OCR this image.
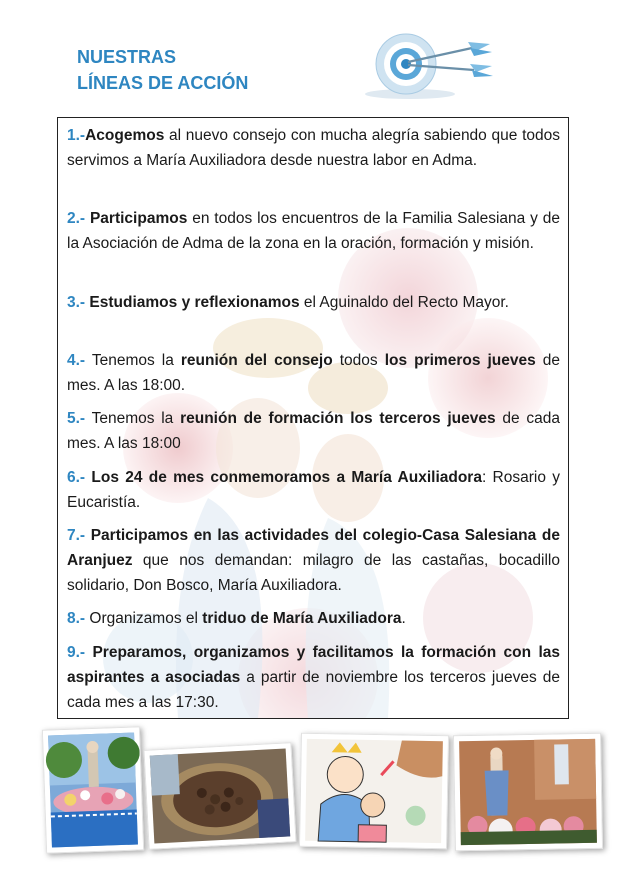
NUESTRAS
LÍNEAS DE ACCIÓN
1.-Acogemos al nuevo consejo con mucha alegría sabiendo que todos servimos a María Auxiliadora desde nuestra labor en Adma.
2.- Participamos en todos los encuentros de la Familia Salesiana y de la Asociación de Adma de la zona en la oración, formación y misión.
3.- Estudiamos y reflexionamos el Aguinaldo del Recto Mayor.
4.- Tenemos la reunión del consejo todos los primeros jueves de mes. A las 18:00.
5.- Tenemos la reunión de formación los terceros jueves de cada mes. A las 18:00
6.- Los 24 de mes conmemoramos a María Auxiliadora: Rosario y Eucaristía.
7.- Participamos en las actividades del colegio-Casa Salesiana de Aranjuez que nos demandan: milagro de las castañas, bocadillo solidario, Don Bosco, María Auxiliadora.
8.- Organizamos el triduo de María Auxiliadora.
9.- Preparamos, organizamos y facilitamos la formación con las aspirantes a asociadas a partir de noviembre los terceros jueves de cada mes a las 17:30.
# # # #
**THE PROBLEM:**
Send back the data above word for word, with the pictures left out.

**TASK SOLUTION:**
OCR this image.
NUESTRAS
LÍNEAS DE ACCIÓN
1.-Acogemos al nuevo consejo con mucha alegría sabiendo que todos servimos a María Auxiliadora desde nuestra labor en Adma.
2.- Participamos en todos los encuentros de la Familia Salesiana y de la Asociación de Adma de la zona en la oración, formación y misión.
3.- Estudiamos y reflexionamos el Aguinaldo del Recto Mayor.
4.- Tenemos la reunión del consejo todos los primeros jueves de mes. A las 18:00.
5.- Tenemos la reunión de formación los terceros jueves de cada mes. A las 18:00
6.- Los 24 de mes conmemoramos a María Auxiliadora: Rosario y Eucaristía.
7.- Participamos en las actividades del colegio-Casa Salesiana de Aranjuez que nos demandan: milagro de las castañas, bocadillo solidario, Don Bosco, María Auxiliadora.
8.- Organizamos el triduo de María Auxiliadora.
9.- Preparamos, organizamos y facilitamos la formación con las aspirantes a asociadas a partir de noviembre los terceros jueves de cada mes a las 17:30.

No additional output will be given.